## WORK TO DO
Find the lines containing "height" and say how many there are, with no other words.
* BEGIN *
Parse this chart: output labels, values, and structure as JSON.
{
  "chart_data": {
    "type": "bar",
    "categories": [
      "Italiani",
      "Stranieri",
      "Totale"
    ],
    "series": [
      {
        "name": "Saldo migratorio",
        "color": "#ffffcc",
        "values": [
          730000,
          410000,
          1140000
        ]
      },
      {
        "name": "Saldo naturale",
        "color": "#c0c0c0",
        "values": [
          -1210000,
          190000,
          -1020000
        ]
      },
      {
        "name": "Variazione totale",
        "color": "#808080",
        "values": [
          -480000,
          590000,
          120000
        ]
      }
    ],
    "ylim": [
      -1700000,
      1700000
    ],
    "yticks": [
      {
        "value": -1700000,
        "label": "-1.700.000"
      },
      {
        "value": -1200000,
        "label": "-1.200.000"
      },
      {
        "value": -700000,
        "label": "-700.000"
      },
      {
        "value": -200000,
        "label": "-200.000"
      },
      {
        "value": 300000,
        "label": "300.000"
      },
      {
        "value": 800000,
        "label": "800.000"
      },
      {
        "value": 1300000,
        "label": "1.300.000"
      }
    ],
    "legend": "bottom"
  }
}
* END *
* BEGIN *
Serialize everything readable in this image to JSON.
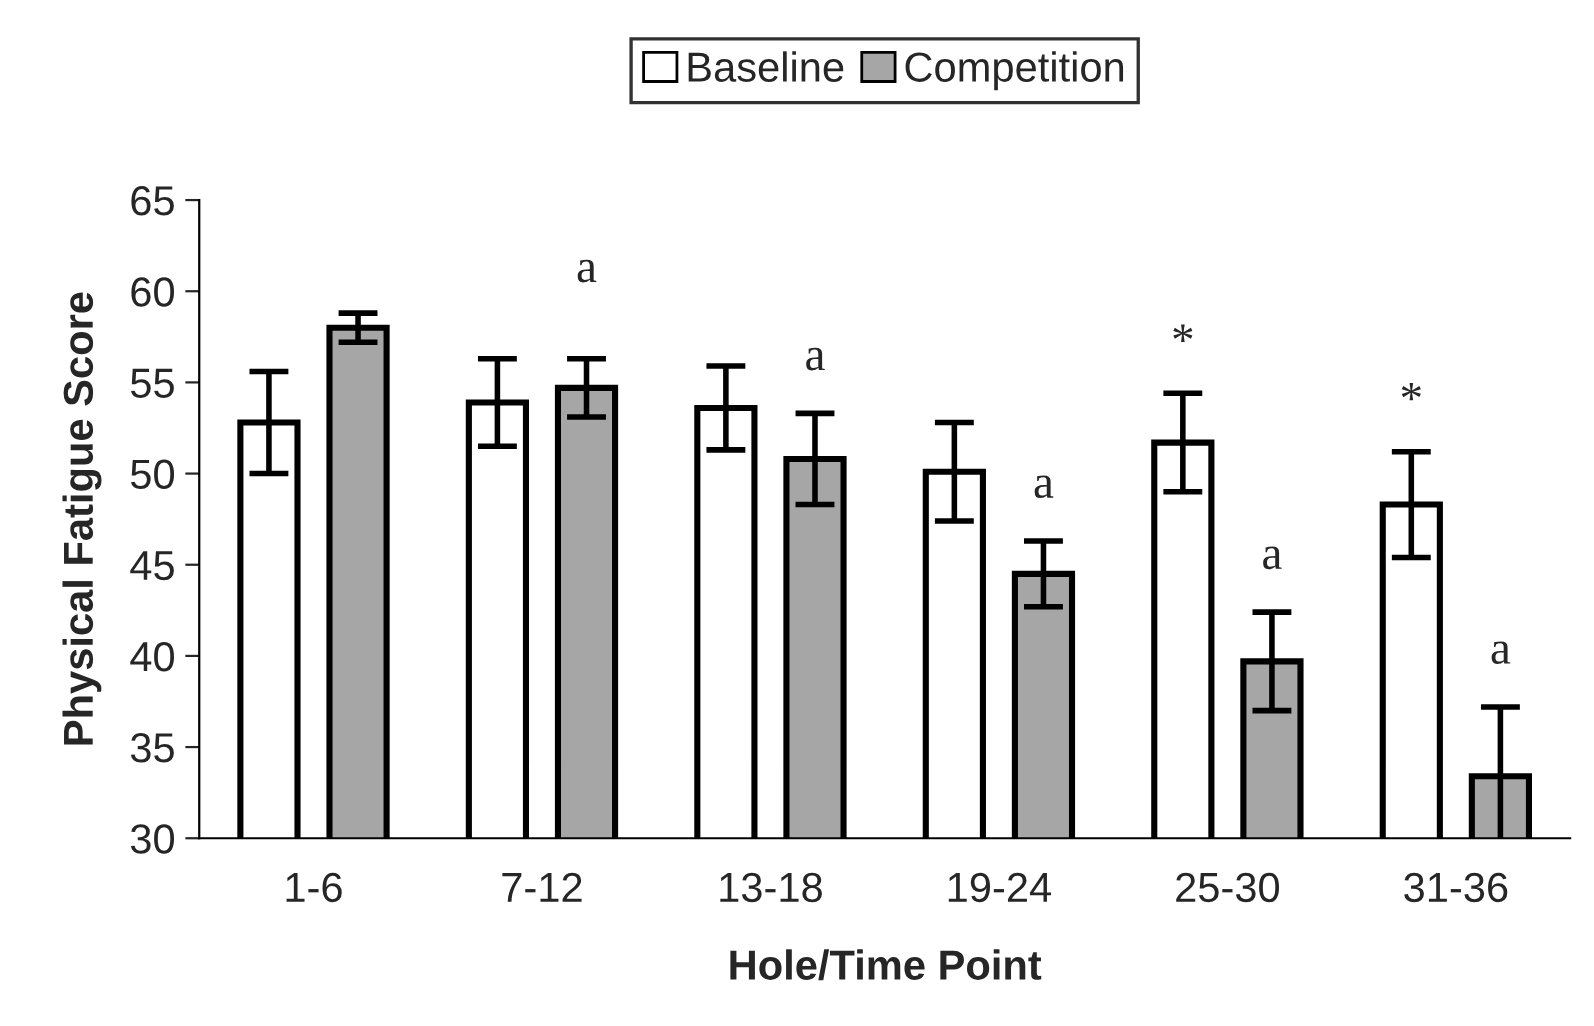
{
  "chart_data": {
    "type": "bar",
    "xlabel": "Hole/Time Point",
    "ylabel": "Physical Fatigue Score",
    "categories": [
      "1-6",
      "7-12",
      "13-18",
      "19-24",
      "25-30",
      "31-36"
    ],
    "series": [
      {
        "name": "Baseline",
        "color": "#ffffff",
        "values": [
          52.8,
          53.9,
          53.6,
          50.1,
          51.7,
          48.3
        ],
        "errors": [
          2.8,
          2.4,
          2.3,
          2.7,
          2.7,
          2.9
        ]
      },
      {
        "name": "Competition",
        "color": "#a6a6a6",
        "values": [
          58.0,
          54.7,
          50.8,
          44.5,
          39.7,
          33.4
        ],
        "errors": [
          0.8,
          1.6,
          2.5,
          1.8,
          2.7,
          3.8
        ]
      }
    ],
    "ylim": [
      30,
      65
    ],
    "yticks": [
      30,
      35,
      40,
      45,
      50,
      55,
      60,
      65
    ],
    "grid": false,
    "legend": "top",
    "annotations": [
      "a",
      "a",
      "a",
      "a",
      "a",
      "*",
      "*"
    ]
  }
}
* END *
* BEGIN *
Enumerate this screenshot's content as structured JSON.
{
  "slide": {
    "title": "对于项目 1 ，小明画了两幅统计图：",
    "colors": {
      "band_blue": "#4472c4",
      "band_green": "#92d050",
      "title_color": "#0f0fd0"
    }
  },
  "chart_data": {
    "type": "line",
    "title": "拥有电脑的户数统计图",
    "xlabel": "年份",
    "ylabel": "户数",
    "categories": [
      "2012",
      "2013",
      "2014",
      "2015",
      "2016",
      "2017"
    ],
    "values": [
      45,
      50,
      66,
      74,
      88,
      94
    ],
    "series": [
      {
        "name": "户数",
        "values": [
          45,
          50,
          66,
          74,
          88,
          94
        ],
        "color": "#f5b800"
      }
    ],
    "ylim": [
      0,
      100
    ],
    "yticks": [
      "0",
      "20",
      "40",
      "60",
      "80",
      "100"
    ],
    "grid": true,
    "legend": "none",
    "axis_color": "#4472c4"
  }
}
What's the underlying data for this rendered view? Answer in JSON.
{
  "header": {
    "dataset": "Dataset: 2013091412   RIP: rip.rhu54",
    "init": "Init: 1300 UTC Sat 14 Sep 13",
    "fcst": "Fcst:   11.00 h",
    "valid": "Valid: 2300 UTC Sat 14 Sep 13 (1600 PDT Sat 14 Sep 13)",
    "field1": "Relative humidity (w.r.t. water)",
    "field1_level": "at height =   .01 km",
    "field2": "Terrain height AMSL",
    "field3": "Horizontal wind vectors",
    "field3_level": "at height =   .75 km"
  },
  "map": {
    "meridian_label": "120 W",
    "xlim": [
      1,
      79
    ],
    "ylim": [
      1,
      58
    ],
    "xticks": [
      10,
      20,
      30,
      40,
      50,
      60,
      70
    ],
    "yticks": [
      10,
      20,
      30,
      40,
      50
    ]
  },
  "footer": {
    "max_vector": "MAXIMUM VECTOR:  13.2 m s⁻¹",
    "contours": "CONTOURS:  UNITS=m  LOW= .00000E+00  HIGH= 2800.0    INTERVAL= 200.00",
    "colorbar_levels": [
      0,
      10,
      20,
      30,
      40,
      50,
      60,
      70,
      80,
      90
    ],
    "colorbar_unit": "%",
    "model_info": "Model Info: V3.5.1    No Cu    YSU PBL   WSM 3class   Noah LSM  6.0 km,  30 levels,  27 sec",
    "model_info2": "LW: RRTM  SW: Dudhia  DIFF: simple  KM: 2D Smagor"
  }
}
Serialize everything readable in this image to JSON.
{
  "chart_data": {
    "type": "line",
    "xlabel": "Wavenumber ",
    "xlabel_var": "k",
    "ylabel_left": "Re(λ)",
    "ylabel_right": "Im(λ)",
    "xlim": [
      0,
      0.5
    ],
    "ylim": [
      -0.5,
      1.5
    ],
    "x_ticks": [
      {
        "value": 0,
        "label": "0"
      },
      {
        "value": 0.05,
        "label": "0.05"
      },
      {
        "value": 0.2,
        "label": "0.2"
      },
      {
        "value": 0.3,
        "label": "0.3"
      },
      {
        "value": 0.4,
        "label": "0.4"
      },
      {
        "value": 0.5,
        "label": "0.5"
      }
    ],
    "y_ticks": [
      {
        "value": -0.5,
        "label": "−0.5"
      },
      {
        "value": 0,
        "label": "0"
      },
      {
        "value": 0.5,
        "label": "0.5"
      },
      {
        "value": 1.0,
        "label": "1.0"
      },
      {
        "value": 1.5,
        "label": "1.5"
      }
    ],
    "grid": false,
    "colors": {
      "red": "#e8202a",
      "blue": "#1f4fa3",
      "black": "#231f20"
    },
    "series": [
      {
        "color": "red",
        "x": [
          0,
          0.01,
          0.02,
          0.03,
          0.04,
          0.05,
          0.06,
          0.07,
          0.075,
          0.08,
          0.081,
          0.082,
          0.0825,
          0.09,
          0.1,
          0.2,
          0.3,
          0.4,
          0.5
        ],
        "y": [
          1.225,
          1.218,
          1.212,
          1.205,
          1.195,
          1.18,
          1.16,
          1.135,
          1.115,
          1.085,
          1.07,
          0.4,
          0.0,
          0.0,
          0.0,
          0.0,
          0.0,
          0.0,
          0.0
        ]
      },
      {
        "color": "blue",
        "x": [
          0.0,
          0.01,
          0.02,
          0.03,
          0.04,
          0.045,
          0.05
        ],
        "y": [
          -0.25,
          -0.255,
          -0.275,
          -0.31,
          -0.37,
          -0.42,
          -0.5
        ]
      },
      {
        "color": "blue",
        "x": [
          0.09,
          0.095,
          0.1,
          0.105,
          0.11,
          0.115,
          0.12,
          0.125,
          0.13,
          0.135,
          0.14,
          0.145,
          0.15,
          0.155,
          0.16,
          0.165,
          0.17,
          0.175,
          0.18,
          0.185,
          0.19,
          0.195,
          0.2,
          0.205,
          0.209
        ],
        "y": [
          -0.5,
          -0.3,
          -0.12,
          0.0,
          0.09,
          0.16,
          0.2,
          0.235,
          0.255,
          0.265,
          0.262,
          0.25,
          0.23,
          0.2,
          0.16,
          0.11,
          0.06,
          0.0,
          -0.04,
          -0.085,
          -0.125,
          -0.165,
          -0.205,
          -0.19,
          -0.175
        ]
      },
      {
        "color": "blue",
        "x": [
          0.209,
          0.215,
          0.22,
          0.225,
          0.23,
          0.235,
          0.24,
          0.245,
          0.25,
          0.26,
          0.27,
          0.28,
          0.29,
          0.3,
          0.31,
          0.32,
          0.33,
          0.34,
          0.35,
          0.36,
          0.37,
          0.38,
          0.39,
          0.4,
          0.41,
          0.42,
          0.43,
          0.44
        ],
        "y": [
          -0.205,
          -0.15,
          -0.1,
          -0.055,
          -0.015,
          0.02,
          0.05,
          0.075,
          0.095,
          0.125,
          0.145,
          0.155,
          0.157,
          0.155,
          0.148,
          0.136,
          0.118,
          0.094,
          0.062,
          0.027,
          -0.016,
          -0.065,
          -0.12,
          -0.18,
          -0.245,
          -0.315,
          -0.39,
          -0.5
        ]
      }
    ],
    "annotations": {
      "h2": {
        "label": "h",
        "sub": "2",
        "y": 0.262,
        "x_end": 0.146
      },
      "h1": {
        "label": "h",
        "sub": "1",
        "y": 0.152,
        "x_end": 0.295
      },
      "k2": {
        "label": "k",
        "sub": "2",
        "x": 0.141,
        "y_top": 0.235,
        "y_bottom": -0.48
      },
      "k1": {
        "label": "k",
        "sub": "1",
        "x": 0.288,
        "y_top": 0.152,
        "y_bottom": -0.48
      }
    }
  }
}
* END *
## TASK SOLUTION
3